__Task goal__. Every line that holds "nejdříve" should be shown.

(Data records)
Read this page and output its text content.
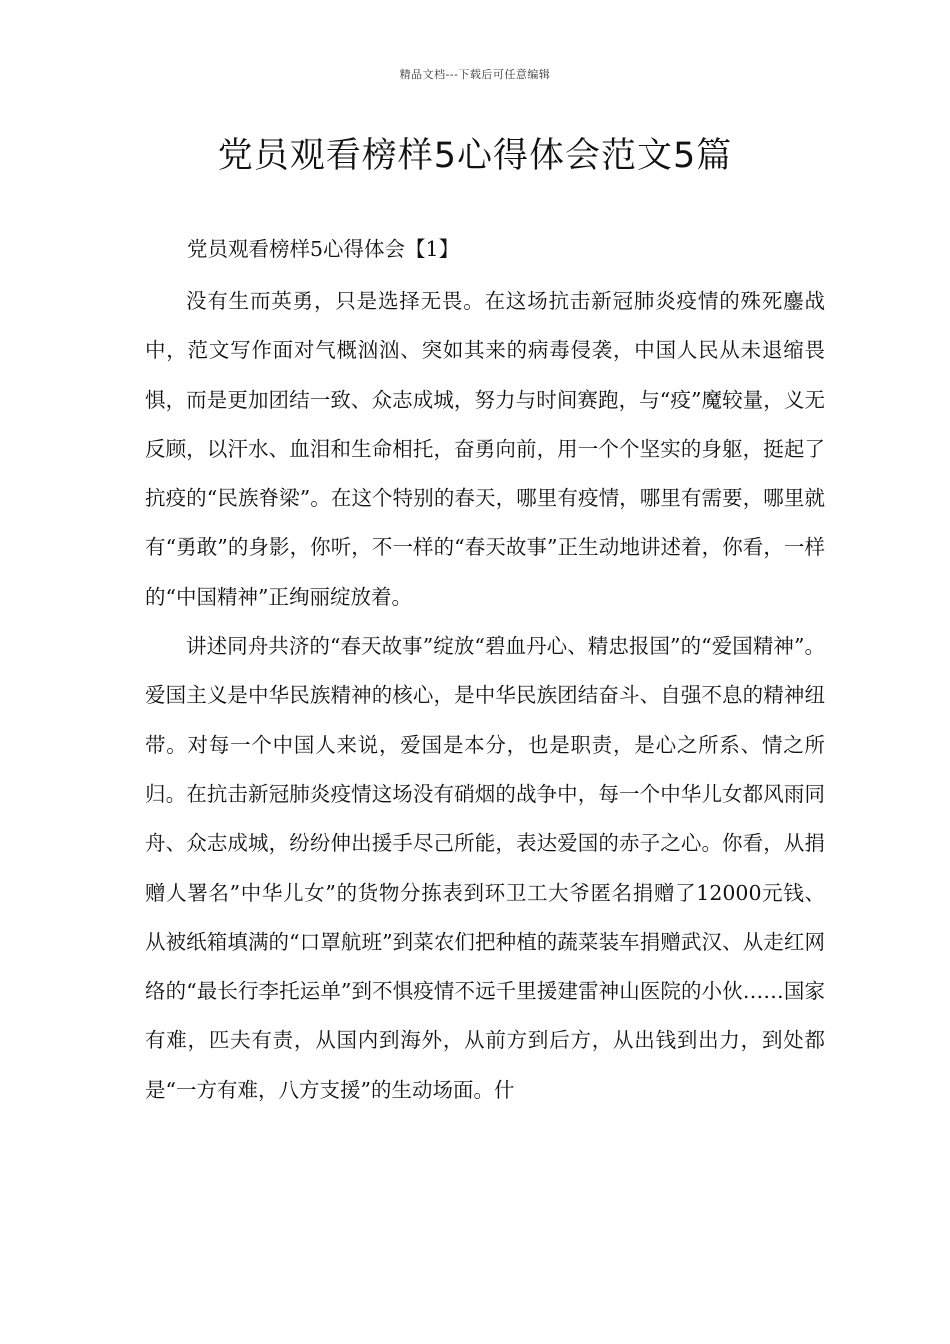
精品文档---下载后可任意编辑
党员观看榜样5心得体会范文5篇
党员观看榜样5心得体会【1】

没有生而英勇，只是选择无畏。在这场抗击新冠肺炎疫情的殊死鏖战中，范文写作面对气概汹汹、突如其来的病毒侵袭，中国人民从未退缩畏惧，而是更加团结一致、众志成城，努力与时间赛跑，与“疫”魔较量，义无反顾，以汗水、血泪和生命相托，奋勇向前，用一个个坚实的身躯，挺起了抗疫的“民族脊梁”。在这个特别的春天，哪里有疫情，哪里有需要，哪里就有“勇敢”的身影，你听，不一样的“春天故事”正生动地讲述着，你看，一样的“中国精神”正绚丽绽放着。

讲述同舟共济的“春天故事”绽放“碧血丹心、精忠报国”的“爱国精神”。爱国主义是中华民族精神的核心，是中华民族团结奋斗、自强不息的精神纽带。对每一个中国人来说，爱国是本分，也是职责，是心之所系、情之所归。在抗击新冠肺炎疫情这场没有硝烟的战争中，每一个中华儿女都风雨同舟、众志成城，纷纷伸出援手尽己所能，表达爱国的赤子之心。你看，从捐赠人署名”中华儿女”的货物分拣表到环卫工大爷匿名捐赠了12000元钱、从被纸箱填满的“口罩航班”到菜农们把种植的蔬菜装车捐赠武汉、从走红网络的“最长行李托运单”到不惧疫情不远千里援建雷神山医院的小伙……国家有难，匹夫有责，从国内到海外，从前方到后方，从出钱到出力，到处都是“一方有难，八方支援”的生动场面。什
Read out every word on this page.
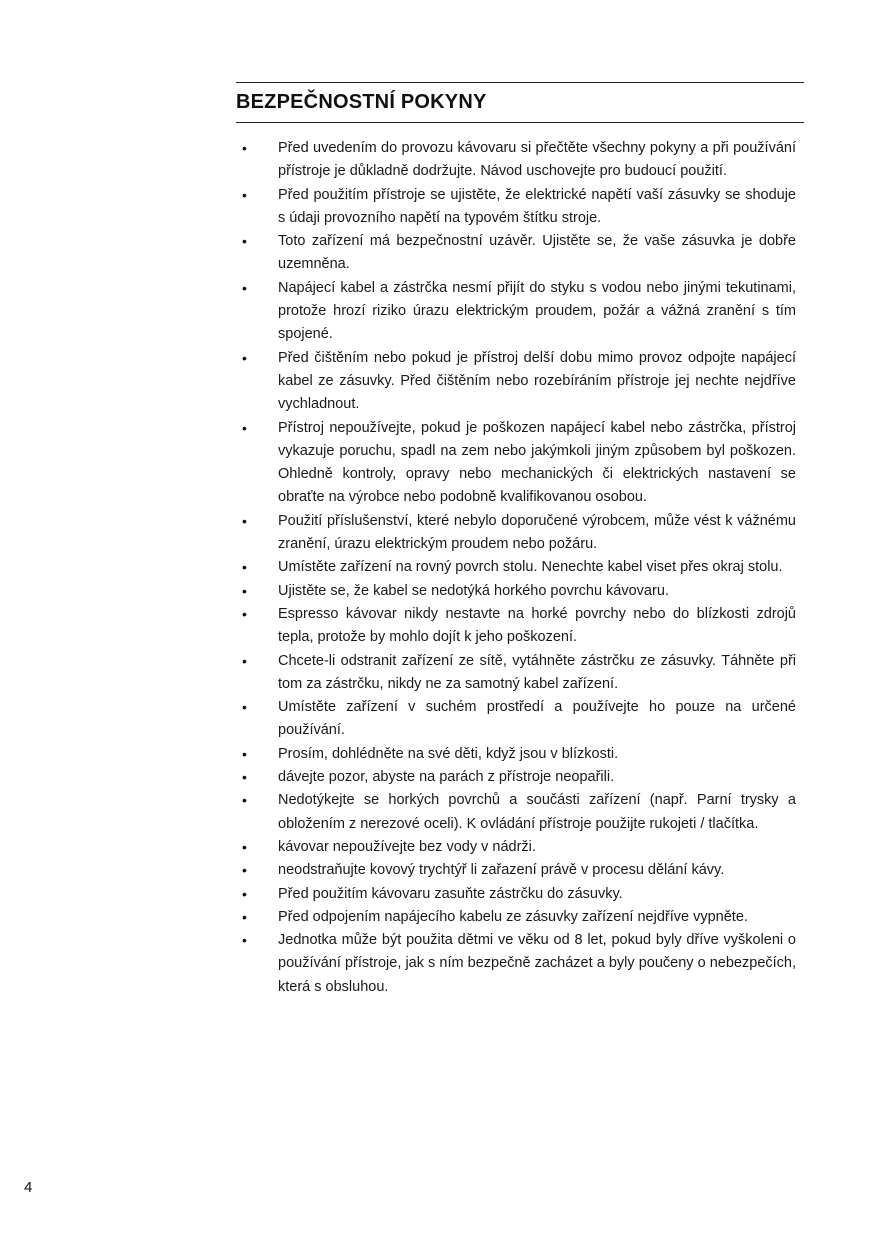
BEZPEČNOSTNÍ POKYNY
•	Před uvedením do provozu kávovaru si přečtěte všechny pokyny a při používání přístroje je důkladně dodržujte. Návod uschovejte pro budoucí použití.
•	Před použitím přístroje se ujistěte, že elektrické napětí vaší zásuvky se shoduje s údaji provozního napětí na typovém štítku stroje.
•	Toto zařízení má bezpečnostní uzávěr. Ujistěte se, že vaše zásuvka je dobře uzemněna.
•	Napájecí kabel a zástrčka nesmí přijít do styku s vodou nebo jinými tekutinami, protože hrozí riziko úrazu elektrickým proudem, požár a vážná zranění s tím spojené.
•	Před čištěním nebo pokud je přístroj delší dobu mimo provoz odpojte napájecí kabel ze zásuvky. Před čištěním nebo rozebíráním přístroje jej nechte nejdříve vychladnout.
•	Přístroj nepoužívejte, pokud je poškozen napájecí kabel nebo zástrčka, přístroj vykazuje poruchu, spadl na zem nebo jakýmkoli jiným způsobem byl poškozen. Ohledně kontroly, opravy nebo mechanických či elektrických nastavení se obraťte na výrobce nebo podobně kvalifikovanou osobou.
•	Použití příslušenství, které nebylo doporučené výrobcem, může vést k vážnému zranění, úrazu elektrickým proudem nebo požáru.
•	Umístěte zařízení na rovný povrch stolu. Nenechte kabel viset přes okraj stolu.
•	Ujistěte se, že kabel se nedotýká horkého povrchu kávovaru.
•	Espresso kávovar nikdy nestavte na horké povrchy nebo do blízkosti zdrojů tepla, protože by mohlo dojít k jeho poškození.
•	Chcete-li odstranit zařízení ze sítě, vytáhněte zástrčku ze zásuvky. Táhněte při tom za zástrčku, nikdy ne za samotný kabel zařízení.
•	Umístěte zařízení v suchém prostředí a používejte ho pouze na určené používání.
•	Prosím, dohlédněte na své děti, když jsou v blízkosti.
•	dávejte pozor, abyste na parách z přístroje neopařili.
•	Nedotýkejte se horkých povrchů a součásti zařízení (např. Parní trysky a obložením z nerezové oceli). K ovládání přístroje použijte rukojeti / tlačítka.
•	kávovar nepoužívejte bez vody v nádrži.
•	neodstraňujte kovový trychtýř li zařazení právě v procesu dělání kávy.
•	Před použitím kávovaru zasuňte zástrčku do zásuvky.
•	Před odpojením napájecího kabelu ze zásuvky zařízení nejdříve vypněte.
•	Jednotka může být použita dětmi ve věku od 8 let, pokud byly dříve vyškoleni o používání přístroje, jak s ním bezpečně zacházet a byly poučeny o nebezpečích, která s obsluhou.
4
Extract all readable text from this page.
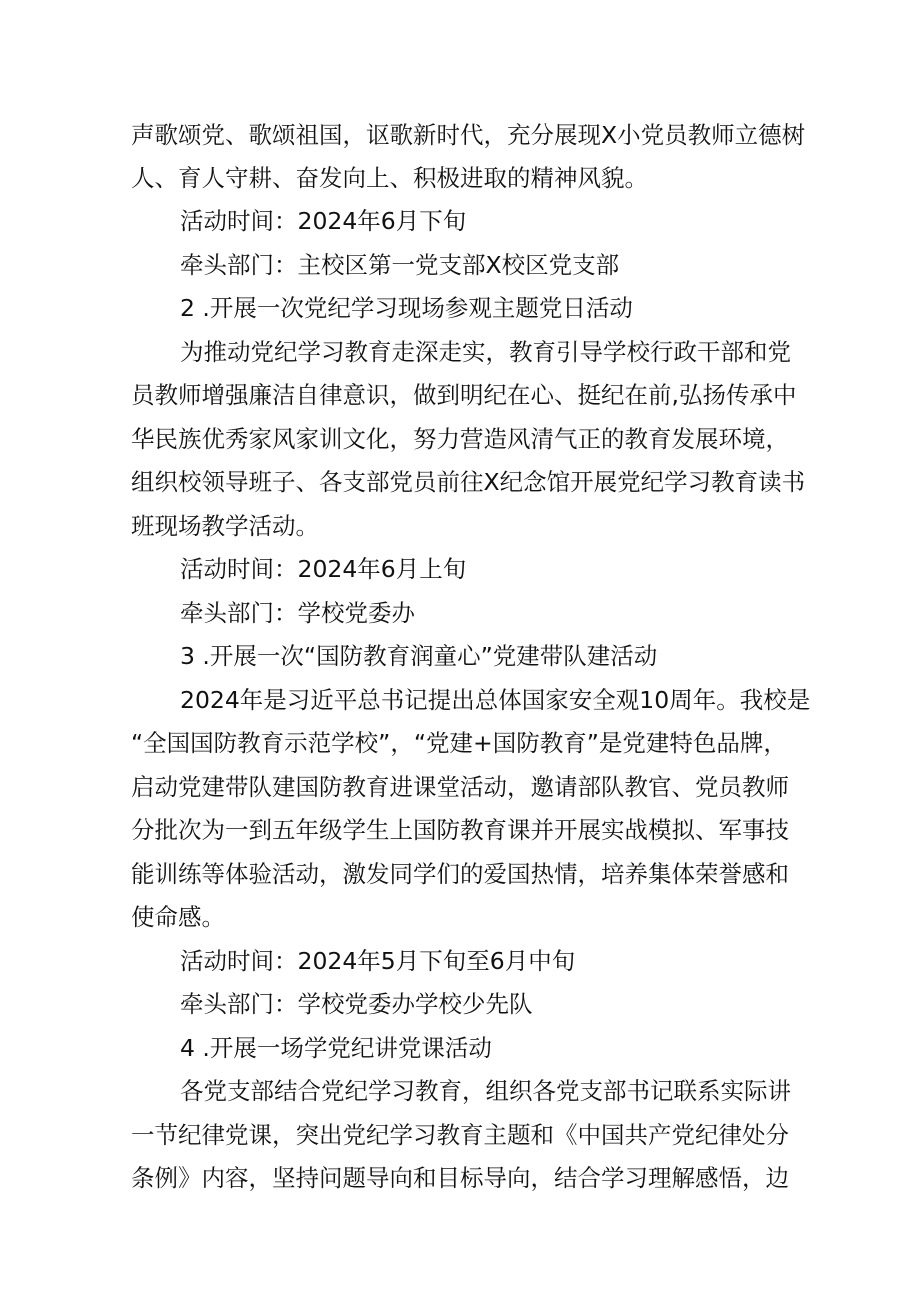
声歌颂党、歌颂祖国，讴歌新时代，充分展现X小党员教师立德树
人、育人守耕、奋发向上、积极进取的精神风貌。
活动时间：2024年6月下旬
牵头部门：主校区第一党支部X校区党支部
2 .开展一次党纪学习现场参观主题党日活动
为推动党纪学习教育走深走实，教育引导学校行政干部和党
员教师增强廉洁自律意识，做到明纪在心、挺纪在前,弘扬传承中
华民族优秀家风家训文化，努力营造风清气正的教育发展环境，
组织校领导班子、各支部党员前往X纪念馆开展党纪学习教育读书
班现场教学活动。
活动时间：2024年6月上旬
牵头部门：学校党委办
3 .开展一次“国防教育润童心”党建带队建活动
2024年是习近平总书记提出总体国家安全观10周年。我校是
“全国国防教育示范学校”，“党建+国防教育”是党建特色品牌，
启动党建带队建国防教育进课堂活动，邀请部队教官、党员教师
分批次为一到五年级学生上国防教育课并开展实战模拟、军事技
能训练等体验活动，激发同学们的爱国热情，培养集体荣誉感和
使命感。
活动时间：2024年5月下旬至6月中旬
牵头部门：学校党委办学校少先队
4 .开展一场学党纪讲党课活动
各党支部结合党纪学习教育，组织各党支部书记联系实际讲
一节纪律党课，突出党纪学习教育主题和《中国共产党纪律处分
条例》内容，坚持问题导向和目标导向，结合学习理解感悟，边
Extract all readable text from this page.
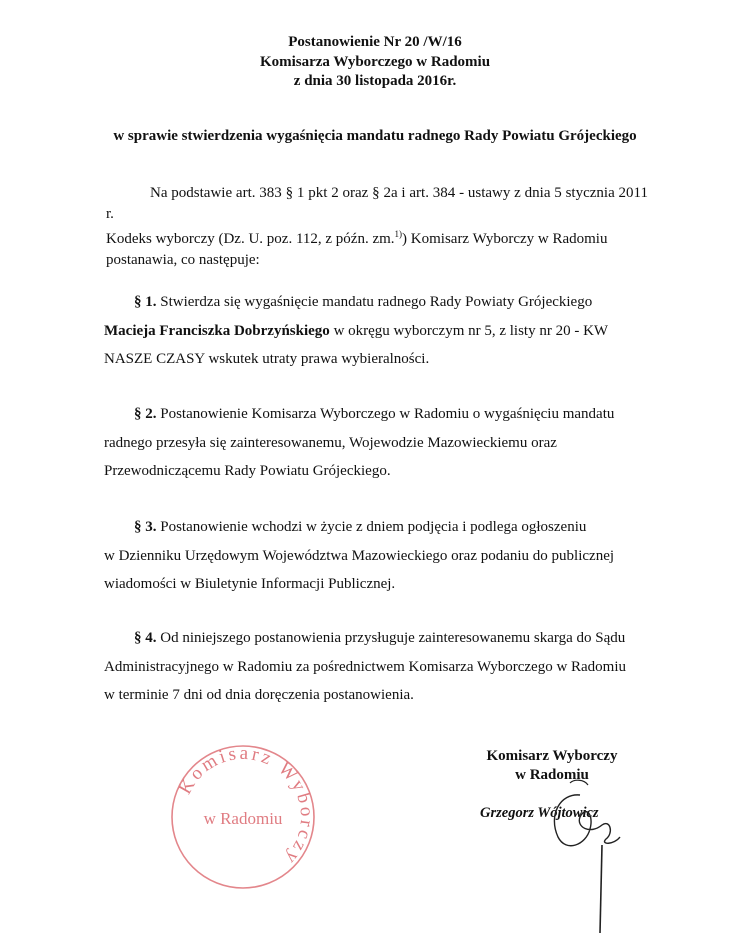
Postanowienie Nr 20 /W/16
Komisarza Wyborczego w Radomiu
z dnia 30 listopada 2016r.
w sprawie stwierdzenia wygaśnięcia mandatu radnego Rady Powiatu Grójeckiego
Na podstawie art. 383 § 1 pkt 2 oraz § 2a i art. 384 - ustawy z dnia 5 stycznia 2011 r.
Kodeks wyborczy (Dz. U. poz. 112, z późn. zm.$^{1)}$) Komisarz Wyborczy w Radomiu
postanawia, co następuje:

§ 1. Stwierdza się wygaśnięcie mandatu radnego Rady Powiaty Grójeckiego

Macieja Franciszka Dobrzyńskiego w okręgu wyborczym nr 5, z listy nr 20 - KW

NASZE CZASY wskutek utraty prawa wybieralności.

§ 2. Postanowienie Komisarza Wyborczego w Radomiu o wygaśnięciu mandatu

radnego przesyła się zainteresowanemu, Wojewodzie Mazowieckiemu oraz

Przewodniczącemu Rady Powiatu Grójeckiego.

§ 3. Postanowienie wchodzi w życie z dniem podjęcia i podlega ogłoszeniu

w Dzienniku Urzędowym Województwa Mazowieckiego oraz podaniu do publicznej

wiadomości w Biuletynie Informacji Publicznej.

§ 4. Od niniejszego postanowienia przysługuje zainteresowanemu skarga do Sądu

Administracyjnego w Radomiu za pośrednictwem Komisarza Wyborczego w Radomiu

w terminie 7 dni od dnia doręczenia postanowienia.

Komisarz Wyborczy
w Radomiu
Komisarz Wyborczy
w Radomiu
Grzegorz Wójtowicz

__Finished answer__.
•	Před čištěním nebo pokud je přístroj delší dobu mimo provoz odpojte napájecí kabel ze zásuvky. Před čištěním nebo rozebíráním přístroje jej nechte nejdříve vychladnout.
•	Před odpojením napájecího kabelu ze zásuvky zařízení nejdříve vypněte.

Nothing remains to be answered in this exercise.